Given passage:

--- Start ---

= List of How a Realist Hero Rebuilt the Kingdom episodes =

How a Realist Hero Rebuilt the Kingdom is an anime television series adaptation based on the light novel series of the same title written by Dojyomaru and illustrated by Fuyuyuki. It was announced by Overlap on April 17, 2020. The series was animated by J.C.Staff and directed by Takashi Watanabe, with Gō Zappa and Hiroshi Ōnogi penning the scripts, Mai Otsuka designing the characters, and Akiyuki Tateyama composing the series' music. The first half aired from July 4 to September 26, 2021, on Tokyo MX and BS11. (Note: Tokyo MX listed the series premiere at 25:30 on July 3, 2021 (first half) and January 8, 2022 (second half), which is effectively July 4 and January 9 at 1:30 a.m. JST.) The first half ran for 13 episodes. The second half aired from January 9 to April 3, 2022. The first opening theme song, "Hello Horizon", was performed by Inori Minase, while the first ending theme song, "Kazanear", was performed by Aimi. The second opening theme song is "Real-Eyes" by Inori Minase, while the second ending theme song is "Lights" by Aimi.

Funimation licensed the series outside of Asia. On July 30, 2021, Funimation announced the series would receive an English dub, which premiered the following day. Following Sony's acquisition of Crunchyroll, the series was moved to Crunchyroll. Mighty Media licensed the series in Southeast Asia and streamed it on iQIYI and Bilibili and also aired on Animax on March 9, 2022.

--- End ---

What to work on:
1. In the anime overview, which studio animated the series?
2. List every theme song named in the anime overview, with its performer.
3. Decide whether each statement agrees with the anime overview, answering yes or no and quoting the words that settle it:
(a) The first half of the series ran for 13 episodes.
(b) The English dub premiered on July 30, 2021.
(c) Mighty Media streamed the series on Netflix in Southeast Asia.

Raw data:

--- Start ---

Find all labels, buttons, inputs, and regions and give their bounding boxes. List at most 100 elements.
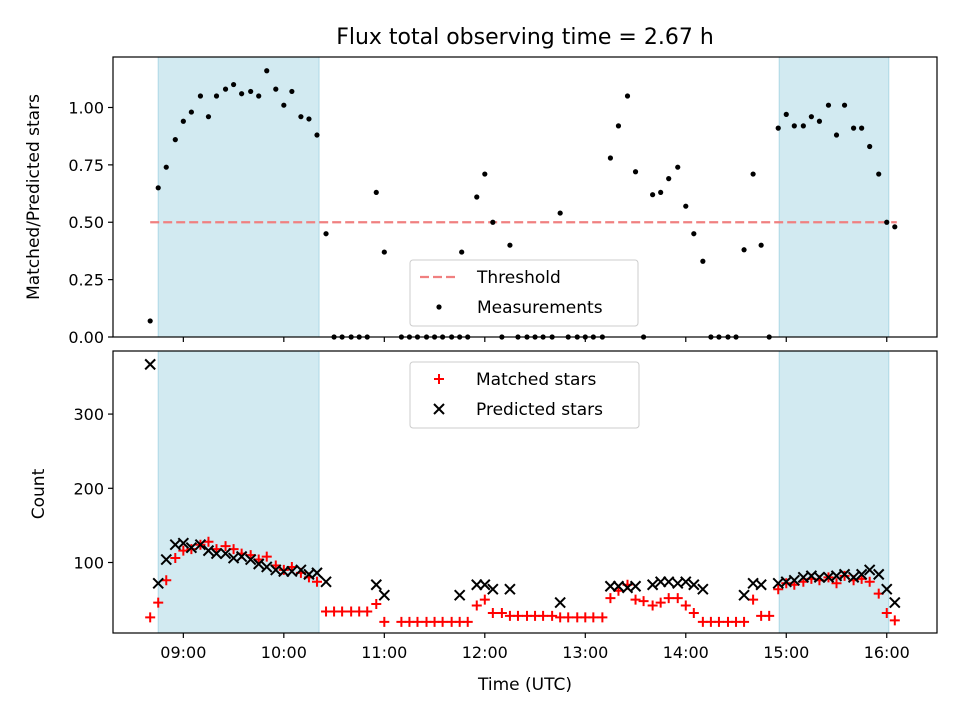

--- End ---

Answers provided:
1. J.C.Staff

2.
"Hello Horizon" by Inori Minase
"Kazanear" by Aimi
"Real-Eyes" by Inori Minase
"Lights" by Aimi

3.
(a) Yes: "The first half ran for 13 episodes."
(b) No: "On July 30, 2021, Funimation announced the series would receive an English dub, which premiered the following day."
(c) No: "streamed it on iQIYI and Bilibili"